▶ THE REQUEST: All the data should come back exactly as it was given.

▶ DATA FOR THIS TASK:
______

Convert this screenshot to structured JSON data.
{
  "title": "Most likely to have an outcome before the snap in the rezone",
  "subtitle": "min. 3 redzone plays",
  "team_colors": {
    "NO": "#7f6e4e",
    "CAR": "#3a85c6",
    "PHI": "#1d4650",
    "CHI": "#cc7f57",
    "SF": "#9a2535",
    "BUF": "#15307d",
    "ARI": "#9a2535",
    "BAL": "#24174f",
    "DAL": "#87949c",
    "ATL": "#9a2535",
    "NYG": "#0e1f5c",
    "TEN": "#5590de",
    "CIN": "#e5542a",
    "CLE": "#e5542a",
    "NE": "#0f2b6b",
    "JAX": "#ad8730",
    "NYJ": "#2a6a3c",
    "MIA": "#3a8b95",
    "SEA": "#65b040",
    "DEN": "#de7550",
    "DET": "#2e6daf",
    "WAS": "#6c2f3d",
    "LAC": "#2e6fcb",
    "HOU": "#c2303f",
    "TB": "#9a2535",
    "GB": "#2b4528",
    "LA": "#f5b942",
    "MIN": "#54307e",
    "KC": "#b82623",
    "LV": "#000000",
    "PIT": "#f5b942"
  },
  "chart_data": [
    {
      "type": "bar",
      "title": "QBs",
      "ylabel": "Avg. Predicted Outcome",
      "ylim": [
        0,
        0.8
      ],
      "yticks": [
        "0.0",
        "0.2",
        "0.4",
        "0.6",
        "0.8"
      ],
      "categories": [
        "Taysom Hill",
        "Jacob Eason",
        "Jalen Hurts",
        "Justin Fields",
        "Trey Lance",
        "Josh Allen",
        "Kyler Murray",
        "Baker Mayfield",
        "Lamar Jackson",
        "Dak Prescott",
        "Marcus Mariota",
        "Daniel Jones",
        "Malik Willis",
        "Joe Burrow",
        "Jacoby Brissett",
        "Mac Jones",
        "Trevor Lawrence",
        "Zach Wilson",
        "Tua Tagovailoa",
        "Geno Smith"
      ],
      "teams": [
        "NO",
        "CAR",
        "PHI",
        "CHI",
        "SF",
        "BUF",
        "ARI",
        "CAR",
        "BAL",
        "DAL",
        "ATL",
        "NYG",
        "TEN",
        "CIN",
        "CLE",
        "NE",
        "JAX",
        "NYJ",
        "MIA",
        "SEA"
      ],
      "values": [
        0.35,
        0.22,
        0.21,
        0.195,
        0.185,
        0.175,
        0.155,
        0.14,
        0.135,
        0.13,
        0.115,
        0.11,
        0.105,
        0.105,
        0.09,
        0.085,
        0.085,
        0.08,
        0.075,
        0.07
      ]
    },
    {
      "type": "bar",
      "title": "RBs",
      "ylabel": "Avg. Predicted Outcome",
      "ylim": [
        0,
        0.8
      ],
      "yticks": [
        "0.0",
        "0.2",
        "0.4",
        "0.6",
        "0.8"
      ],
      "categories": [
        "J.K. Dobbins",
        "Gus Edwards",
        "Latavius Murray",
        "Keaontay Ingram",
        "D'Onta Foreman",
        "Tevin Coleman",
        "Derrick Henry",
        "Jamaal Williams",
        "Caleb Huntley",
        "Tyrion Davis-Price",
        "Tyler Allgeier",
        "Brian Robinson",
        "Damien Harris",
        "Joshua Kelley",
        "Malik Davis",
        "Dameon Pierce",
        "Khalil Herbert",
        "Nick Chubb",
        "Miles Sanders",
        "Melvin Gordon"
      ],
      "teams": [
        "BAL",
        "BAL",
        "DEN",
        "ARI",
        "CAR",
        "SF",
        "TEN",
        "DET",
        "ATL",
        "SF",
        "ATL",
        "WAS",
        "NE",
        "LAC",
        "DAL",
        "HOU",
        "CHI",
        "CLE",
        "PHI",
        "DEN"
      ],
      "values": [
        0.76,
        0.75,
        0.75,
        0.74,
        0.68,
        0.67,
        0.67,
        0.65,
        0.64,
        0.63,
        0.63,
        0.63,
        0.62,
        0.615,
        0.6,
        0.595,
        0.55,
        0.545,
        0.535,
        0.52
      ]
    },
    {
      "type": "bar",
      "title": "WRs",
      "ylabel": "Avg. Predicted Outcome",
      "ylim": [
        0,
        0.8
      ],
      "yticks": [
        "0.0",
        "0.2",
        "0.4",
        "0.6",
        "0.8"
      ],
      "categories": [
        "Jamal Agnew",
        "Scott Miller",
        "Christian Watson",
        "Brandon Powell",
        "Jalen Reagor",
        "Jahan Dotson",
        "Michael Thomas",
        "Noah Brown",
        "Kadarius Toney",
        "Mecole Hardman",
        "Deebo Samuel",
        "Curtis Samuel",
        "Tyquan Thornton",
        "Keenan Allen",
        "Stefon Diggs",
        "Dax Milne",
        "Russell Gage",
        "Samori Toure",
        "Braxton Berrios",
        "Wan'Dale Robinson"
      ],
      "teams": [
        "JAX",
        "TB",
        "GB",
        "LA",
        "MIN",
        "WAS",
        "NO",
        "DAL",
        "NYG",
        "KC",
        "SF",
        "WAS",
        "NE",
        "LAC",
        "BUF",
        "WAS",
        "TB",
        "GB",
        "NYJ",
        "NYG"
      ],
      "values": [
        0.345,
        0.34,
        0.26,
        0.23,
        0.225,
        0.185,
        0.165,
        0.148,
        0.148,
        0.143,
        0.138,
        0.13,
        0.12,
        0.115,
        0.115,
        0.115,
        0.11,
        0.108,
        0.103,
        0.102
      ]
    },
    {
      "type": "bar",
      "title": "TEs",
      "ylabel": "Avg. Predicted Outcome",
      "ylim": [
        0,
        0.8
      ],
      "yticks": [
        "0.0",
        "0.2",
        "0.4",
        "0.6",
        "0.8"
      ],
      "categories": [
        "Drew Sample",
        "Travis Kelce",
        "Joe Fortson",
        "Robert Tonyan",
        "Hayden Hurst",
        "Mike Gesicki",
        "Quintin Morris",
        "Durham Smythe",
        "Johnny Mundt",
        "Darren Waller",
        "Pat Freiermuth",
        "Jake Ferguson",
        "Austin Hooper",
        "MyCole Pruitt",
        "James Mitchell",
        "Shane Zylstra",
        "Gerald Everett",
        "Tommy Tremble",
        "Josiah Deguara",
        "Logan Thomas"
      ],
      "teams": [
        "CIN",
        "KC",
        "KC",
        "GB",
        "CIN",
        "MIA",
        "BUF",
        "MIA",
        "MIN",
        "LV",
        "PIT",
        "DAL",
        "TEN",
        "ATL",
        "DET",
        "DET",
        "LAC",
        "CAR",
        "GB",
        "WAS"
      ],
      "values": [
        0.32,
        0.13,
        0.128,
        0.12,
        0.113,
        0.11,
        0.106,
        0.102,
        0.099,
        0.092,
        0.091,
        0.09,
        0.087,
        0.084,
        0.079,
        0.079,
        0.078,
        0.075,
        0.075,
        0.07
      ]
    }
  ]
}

______

▶ COMPLETE OUTPUT:
Convert this screenshot to structured JSON data.
{
  "title": "Most likely to have an outcome before the snap in the rezone",
  "subtitle": "min. 3 redzone plays",
  "team_colors": {
    "NO": "#7f6e4e",
    "CAR": "#3a85c6",
    "PHI": "#1d4650",
    "CHI": "#cc7f57",
    "SF": "#9a2535",
    "BUF": "#15307d",
    "ARI": "#9a2535",
    "BAL": "#24174f",
    "DAL": "#87949c",
    "ATL": "#9a2535",
    "NYG": "#0e1f5c",
    "TEN": "#5590de",
    "CIN": "#e5542a",
    "CLE": "#e5542a",
    "NE": "#0f2b6b",
    "JAX": "#ad8730",
    "NYJ": "#2a6a3c",
    "MIA": "#3a8b95",
    "SEA": "#65b040",
    "DEN": "#de7550",
    "DET": "#2e6daf",
    "WAS": "#6c2f3d",
    "LAC": "#2e6fcb",
    "HOU": "#c2303f",
    "TB": "#9a2535",
    "GB": "#2b4528",
    "LA": "#f5b942",
    "MIN": "#54307e",
    "KC": "#b82623",
    "LV": "#000000",
    "PIT": "#f5b942"
  },
  "chart_data": [
    {
      "type": "bar",
      "title": "QBs",
      "ylabel": "Avg. Predicted Outcome",
      "ylim": [
        0,
        0.8
      ],
      "yticks": [
        "0.0",
        "0.2",
        "0.4",
        "0.6",
        "0.8"
      ],
      "categories": [
        "Taysom Hill",
        "Jacob Eason",
        "Jalen Hurts",
        "Justin Fields",
        "Trey Lance",
        "Josh Allen",
        "Kyler Murray",
        "Baker Mayfield",
        "Lamar Jackson",
        "Dak Prescott",
        "Marcus Mariota",
        "Daniel Jones",
        "Malik Willis",
        "Joe Burrow",
        "Jacoby Brissett",
        "Mac Jones",
        "Trevor Lawrence",
        "Zach Wilson",
        "Tua Tagovailoa",
        "Geno Smith"
      ],
      "teams": [
        "NO",
        "CAR",
        "PHI",
        "CHI",
        "SF",
        "BUF",
        "ARI",
        "CAR",
        "BAL",
        "DAL",
        "ATL",
        "NYG",
        "TEN",
        "CIN",
        "CLE",
        "NE",
        "JAX",
        "NYJ",
        "MIA",
        "SEA"
      ],
      "values": [
        0.35,
        0.22,
        0.21,
        0.195,
        0.185,
        0.175,
        0.155,
        0.14,
        0.135,
        0.13,
        0.115,
        0.11,
        0.105,
        0.105,
        0.09,
        0.085,
        0.085,
        0.08,
        0.075,
        0.07
      ]
    },
    {
      "type": "bar",
      "title": "RBs",
      "ylabel": "Avg. Predicted Outcome",
      "ylim": [
        0,
        0.8
      ],
      "yticks": [
        "0.0",
        "0.2",
        "0.4",
        "0.6",
        "0.8"
      ],
      "categories": [
        "J.K. Dobbins",
        "Gus Edwards",
        "Latavius Murray",
        "Keaontay Ingram",
        "D'Onta Foreman",
        "Tevin Coleman",
        "Derrick Henry",
        "Jamaal Williams",
        "Caleb Huntley",
        "Tyrion Davis-Price",
        "Tyler Allgeier",
        "Brian Robinson",
        "Damien Harris",
        "Joshua Kelley",
        "Malik Davis",
        "Dameon Pierce",
        "Khalil Herbert",
        "Nick Chubb",
        "Miles Sanders",
        "Melvin Gordon"
      ],
      "teams": [
        "BAL",
        "BAL",
        "DEN",
        "ARI",
        "CAR",
        "SF",
        "TEN",
        "DET",
        "ATL",
        "SF",
        "ATL",
        "WAS",
        "NE",
        "LAC",
        "DAL",
        "HOU",
        "CHI",
        "CLE",
        "PHI",
        "DEN"
      ],
      "values": [
        0.76,
        0.75,
        0.75,
        0.74,
        0.68,
        0.67,
        0.67,
        0.65,
        0.64,
        0.63,
        0.63,
        0.63,
        0.62,
        0.615,
        0.6,
        0.595,
        0.55,
        0.545,
        0.535,
        0.52
      ]
    },
    {
      "type": "bar",
      "title": "WRs",
      "ylabel": "Avg. Predicted Outcome",
      "ylim": [
        0,
        0.8
      ],
      "yticks": [
        "0.0",
        "0.2",
        "0.4",
        "0.6",
        "0.8"
      ],
      "categories": [
        "Jamal Agnew",
        "Scott Miller",
        "Christian Watson",
        "Brandon Powell",
        "Jalen Reagor",
        "Jahan Dotson",
        "Michael Thomas",
        "Noah Brown",
        "Kadarius Toney",
        "Mecole Hardman",
        "Deebo Samuel",
        "Curtis Samuel",
        "Tyquan Thornton",
        "Keenan Allen",
        "Stefon Diggs",
        "Dax Milne",
        "Russell Gage",
        "Samori Toure",
        "Braxton Berrios",
        "Wan'Dale Robinson"
      ],
      "teams": [
        "JAX",
        "TB",
        "GB",
        "LA",
        "MIN",
        "WAS",
        "NO",
        "DAL",
        "NYG",
        "KC",
        "SF",
        "WAS",
        "NE",
        "LAC",
        "BUF",
        "WAS",
        "TB",
        "GB",
        "NYJ",
        "NYG"
      ],
      "values": [
        0.345,
        0.34,
        0.26,
        0.23,
        0.225,
        0.185,
        0.165,
        0.148,
        0.148,
        0.143,
        0.138,
        0.13,
        0.12,
        0.115,
        0.115,
        0.115,
        0.11,
        0.108,
        0.103,
        0.102
      ]
    },
    {
      "type": "bar",
      "title": "TEs",
      "ylabel": "Avg. Predicted Outcome",
      "ylim": [
        0,
        0.8
      ],
      "yticks": [
        "0.0",
        "0.2",
        "0.4",
        "0.6",
        "0.8"
      ],
      "categories": [
        "Drew Sample",
        "Travis Kelce",
        "Joe Fortson",
        "Robert Tonyan",
        "Hayden Hurst",
        "Mike Gesicki",
        "Quintin Morris",
        "Durham Smythe",
        "Johnny Mundt",
        "Darren Waller",
        "Pat Freiermuth",
        "Jake Ferguson",
        "Austin Hooper",
        "MyCole Pruitt",
        "James Mitchell",
        "Shane Zylstra",
        "Gerald Everett",
        "Tommy Tremble",
        "Josiah Deguara",
        "Logan Thomas"
      ],
      "teams": [
        "CIN",
        "KC",
        "KC",
        "GB",
        "CIN",
        "MIA",
        "BUF",
        "MIA",
        "MIN",
        "LV",
        "PIT",
        "DAL",
        "TEN",
        "ATL",
        "DET",
        "DET",
        "LAC",
        "CAR",
        "GB",
        "WAS"
      ],
      "values": [
        0.32,
        0.13,
        0.128,
        0.12,
        0.113,
        0.11,
        0.106,
        0.102,
        0.099,
        0.092,
        0.091,
        0.09,
        0.087,
        0.084,
        0.079,
        0.079,
        0.078,
        0.075,
        0.075,
        0.07
      ]
    }
  ]
}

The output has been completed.